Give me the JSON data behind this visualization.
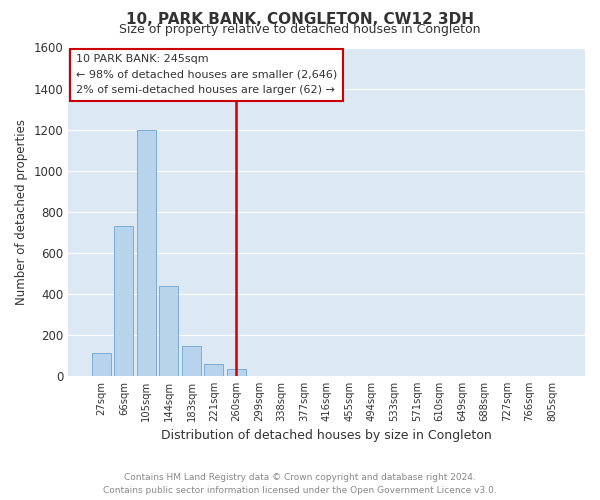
{
  "title": "10, PARK BANK, CONGLETON, CW12 3DH",
  "subtitle": "Size of property relative to detached houses in Congleton",
  "xlabel": "Distribution of detached houses by size in Congleton",
  "ylabel": "Number of detached properties",
  "footer_line1": "Contains HM Land Registry data © Crown copyright and database right 2024.",
  "footer_line2": "Contains public sector information licensed under the Open Government Licence v3.0.",
  "bar_labels": [
    "27sqm",
    "66sqm",
    "105sqm",
    "144sqm",
    "183sqm",
    "221sqm",
    "260sqm",
    "299sqm",
    "338sqm",
    "377sqm",
    "416sqm",
    "455sqm",
    "494sqm",
    "533sqm",
    "571sqm",
    "610sqm",
    "649sqm",
    "688sqm",
    "727sqm",
    "766sqm",
    "805sqm"
  ],
  "bar_values": [
    110,
    730,
    1200,
    440,
    145,
    60,
    35,
    0,
    0,
    0,
    0,
    0,
    0,
    0,
    0,
    0,
    0,
    0,
    0,
    0,
    0
  ],
  "bar_color": "#b8d4ec",
  "bar_edge_color": "#7aadd4",
  "ylim": [
    0,
    1600
  ],
  "yticks": [
    0,
    200,
    400,
    600,
    800,
    1000,
    1200,
    1400,
    1600
  ],
  "vline_x": 6.0,
  "vline_color": "#cc0000",
  "annotation_title": "10 PARK BANK: 245sqm",
  "annotation_line1": "← 98% of detached houses are smaller (2,646)",
  "annotation_line2": "2% of semi-detached houses are larger (62) →",
  "annotation_box_color": "#cc0000",
  "background_color": "#ffffff",
  "plot_bg_color": "#dce8f4"
}
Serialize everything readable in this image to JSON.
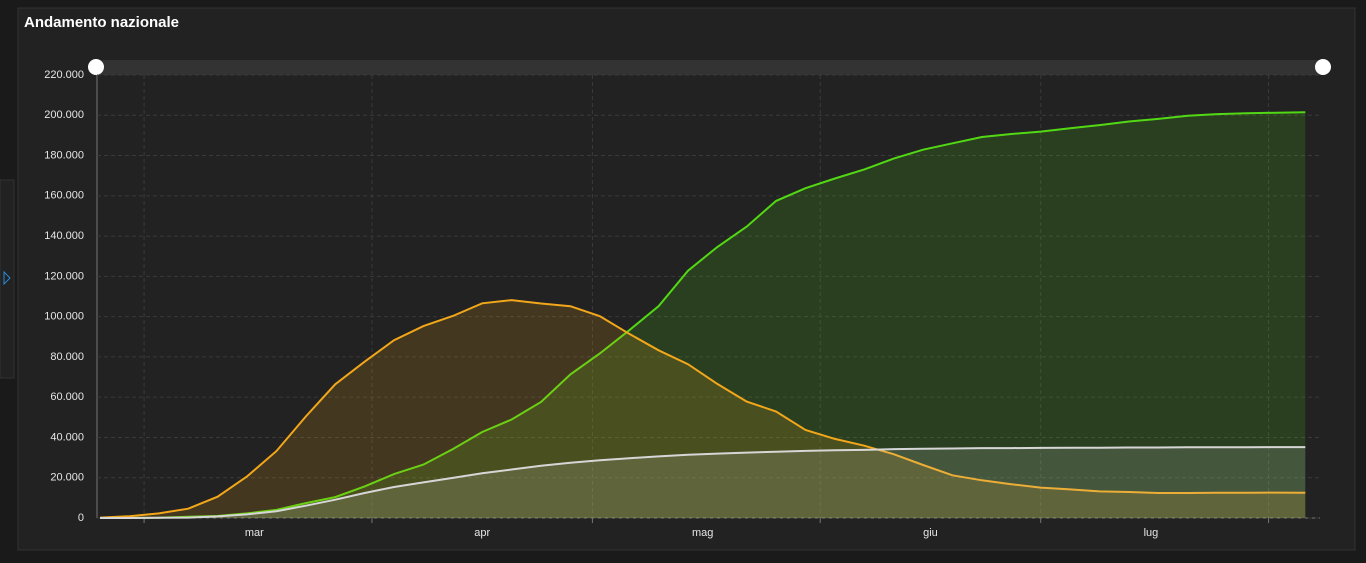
{
  "chart_data": {
    "type": "area",
    "title": "Andamento nazionale",
    "x": [
      0,
      4,
      8,
      12,
      16,
      20,
      24,
      28,
      32,
      36,
      40,
      44,
      48,
      52,
      56,
      60,
      64,
      68,
      72,
      76,
      80,
      84,
      88,
      92,
      96,
      100,
      104,
      108,
      112,
      116,
      120,
      124,
      128,
      132,
      136,
      140,
      144,
      148,
      152,
      156,
      160,
      164
    ],
    "xlim": [
      0,
      166
    ],
    "xticks": [
      {
        "value": 21,
        "label": "mar"
      },
      {
        "value": 52,
        "label": "apr"
      },
      {
        "value": 82,
        "label": "mag"
      },
      {
        "value": 113,
        "label": "giu"
      },
      {
        "value": 143,
        "label": "lug"
      }
    ],
    "xgrid": [
      6,
      37,
      67,
      98,
      128,
      159
    ],
    "ylim": [
      0,
      220000
    ],
    "yticks": [
      0,
      {
        "value": 20000,
        "label": "20.000"
      },
      {
        "value": 40000,
        "label": "40.000"
      },
      {
        "value": 60000,
        "label": "60.000"
      },
      {
        "value": 80000,
        "label": "80.000"
      },
      {
        "value": 100000,
        "label": "100.000"
      },
      {
        "value": 120000,
        "label": "120.000"
      },
      {
        "value": 140000,
        "label": "140.000"
      },
      {
        "value": 160000,
        "label": "160.000"
      },
      {
        "value": 180000,
        "label": "180.000"
      },
      {
        "value": 200000,
        "label": "200.000"
      },
      {
        "value": 220000,
        "label": "220.000"
      }
    ],
    "grid": true,
    "series": [
      {
        "color": "#52d814",
        "values": [
          0,
          50,
          160,
          590,
          1000,
          2300,
          4000,
          7400,
          10400,
          15700,
          21800,
          26500,
          34200,
          42700,
          48900,
          57600,
          71300,
          81700,
          93200,
          105200,
          122800,
          134600,
          144700,
          157500,
          163800,
          168600,
          173100,
          178500,
          182900,
          186100,
          189200,
          190700,
          191900,
          193600,
          195100,
          196900,
          198200,
          199800,
          200600,
          201000,
          201300,
          201500
        ]
      },
      {
        "color": "#f2a71b",
        "values": [
          200,
          900,
          2300,
          4600,
          10600,
          20600,
          33200,
          50400,
          66400,
          77600,
          88300,
          95300,
          100300,
          106600,
          108200,
          106500,
          105200,
          100200,
          91500,
          83300,
          76400,
          66600,
          57800,
          52900,
          43700,
          39300,
          35900,
          31700,
          26300,
          21200,
          18700,
          16800,
          15100,
          14200,
          13200,
          12900,
          12400,
          12400,
          12500,
          12500,
          12600,
          12500
        ]
      },
      {
        "color": "#d6d6d6",
        "values": [
          0,
          20,
          80,
          200,
          800,
          1800,
          3400,
          6100,
          9100,
          12400,
          15400,
          17700,
          19900,
          22200,
          24100,
          25900,
          27400,
          28700,
          29700,
          30600,
          31400,
          32000,
          32500,
          32900,
          33300,
          33600,
          33800,
          34200,
          34400,
          34500,
          34700,
          34700,
          34800,
          34900,
          34900,
          35000,
          35000,
          35100,
          35100,
          35100,
          35200,
          35200
        ]
      }
    ]
  }
}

> Task to complete
Copy the listing in full and without alteration, omitting every picture.

> Result
Give me the JSON data behind this visualization.
{
  "title": "10, PARK BANK, CONGLETON, CW12 3DH",
  "subtitle": "Size of property relative to detached houses in Congleton",
  "xlabel": "Distribution of detached houses by size in Congleton",
  "ylabel": "Number of detached properties",
  "footer_line1": "Contains HM Land Registry data © Crown copyright and database right 2024.",
  "footer_line2": "Contains public sector information licensed under the Open Government Licence v3.0.",
  "bar_labels": [
    "27sqm",
    "66sqm",
    "105sqm",
    "144sqm",
    "183sqm",
    "221sqm",
    "260sqm",
    "299sqm",
    "338sqm",
    "377sqm",
    "416sqm",
    "455sqm",
    "494sqm",
    "533sqm",
    "571sqm",
    "610sqm",
    "649sqm",
    "688sqm",
    "727sqm",
    "766sqm",
    "805sqm"
  ],
  "bar_values": [
    110,
    730,
    1200,
    440,
    145,
    60,
    35,
    0,
    0,
    0,
    0,
    0,
    0,
    0,
    0,
    0,
    0,
    0,
    0,
    0,
    0
  ],
  "bar_color": "#b8d4ec",
  "bar_edge_color": "#7aadd4",
  "ylim": [
    0,
    1600
  ],
  "yticks": [
    0,
    200,
    400,
    600,
    800,
    1000,
    1200,
    1400,
    1600
  ],
  "vline_x": 6.0,
  "vline_color": "#cc0000",
  "annotation_title": "10 PARK BANK: 245sqm",
  "annotation_line1": "← 98% of detached houses are smaller (2,646)",
  "annotation_line2": "2% of semi-detached houses are larger (62) →",
  "annotation_box_color": "#cc0000",
  "background_color": "#ffffff",
  "plot_bg_color": "#dce8f4"
}
Serialize everything readable in this image to JSON.
{
  "chart_data": {
    "type": "area",
    "title": "Andamento nazionale",
    "x": [
      0,
      4,
      8,
      12,
      16,
      20,
      24,
      28,
      32,
      36,
      40,
      44,
      48,
      52,
      56,
      60,
      64,
      68,
      72,
      76,
      80,
      84,
      88,
      92,
      96,
      100,
      104,
      108,
      112,
      116,
      120,
      124,
      128,
      132,
      136,
      140,
      144,
      148,
      152,
      156,
      160,
      164
    ],
    "xlim": [
      0,
      166
    ],
    "xticks": [
      {
        "value": 21,
        "label": "mar"
      },
      {
        "value": 52,
        "label": "apr"
      },
      {
        "value": 82,
        "label": "mag"
      },
      {
        "value": 113,
        "label": "giu"
      },
      {
        "value": 143,
        "label": "lug"
      }
    ],
    "xgrid": [
      6,
      37,
      67,
      98,
      128,
      159
    ],
    "ylim": [
      0,
      220000
    ],
    "yticks": [
      0,
      {
        "value": 20000,
        "label": "20.000"
      },
      {
        "value": 40000,
        "label": "40.000"
      },
      {
        "value": 60000,
        "label": "60.000"
      },
      {
        "value": 80000,
        "label": "80.000"
      },
      {
        "value": 100000,
        "label": "100.000"
      },
      {
        "value": 120000,
        "label": "120.000"
      },
      {
        "value": 140000,
        "label": "140.000"
      },
      {
        "value": 160000,
        "label": "160.000"
      },
      {
        "value": 180000,
        "label": "180.000"
      },
      {
        "value": 200000,
        "label": "200.000"
      },
      {
        "value": 220000,
        "label": "220.000"
      }
    ],
    "grid": true,
    "series": [
      {
        "color": "#52d814",
        "values": [
          0,
          50,
          160,
          590,
          1000,
          2300,
          4000,
          7400,
          10400,
          15700,
          21800,
          26500,
          34200,
          42700,
          48900,
          57600,
          71300,
          81700,
          93200,
          105200,
          122800,
          134600,
          144700,
          157500,
          163800,
          168600,
          173100,
          178500,
          182900,
          186100,
          189200,
          190700,
          191900,
          193600,
          195100,
          196900,
          198200,
          199800,
          200600,
          201000,
          201300,
          201500
        ]
      },
      {
        "color": "#f2a71b",
        "values": [
          200,
          900,
          2300,
          4600,
          10600,
          20600,
          33200,
          50400,
          66400,
          77600,
          88300,
          95300,
          100300,
          106600,
          108200,
          106500,
          105200,
          100200,
          91500,
          83300,
          76400,
          66600,
          57800,
          52900,
          43700,
          39300,
          35900,
          31700,
          26300,
          21200,
          18700,
          16800,
          15100,
          14200,
          13200,
          12900,
          12400,
          12400,
          12500,
          12500,
          12600,
          12500
        ]
      },
      {
        "color": "#d6d6d6",
        "values": [
          0,
          20,
          80,
          200,
          800,
          1800,
          3400,
          6100,
          9100,
          12400,
          15400,
          17700,
          19900,
          22200,
          24100,
          25900,
          27400,
          28700,
          29700,
          30600,
          31400,
          32000,
          32500,
          32900,
          33300,
          33600,
          33800,
          34200,
          34400,
          34500,
          34700,
          34700,
          34800,
          34900,
          34900,
          35000,
          35000,
          35100,
          35100,
          35100,
          35200,
          35200
        ]
      }
    ]
  }
}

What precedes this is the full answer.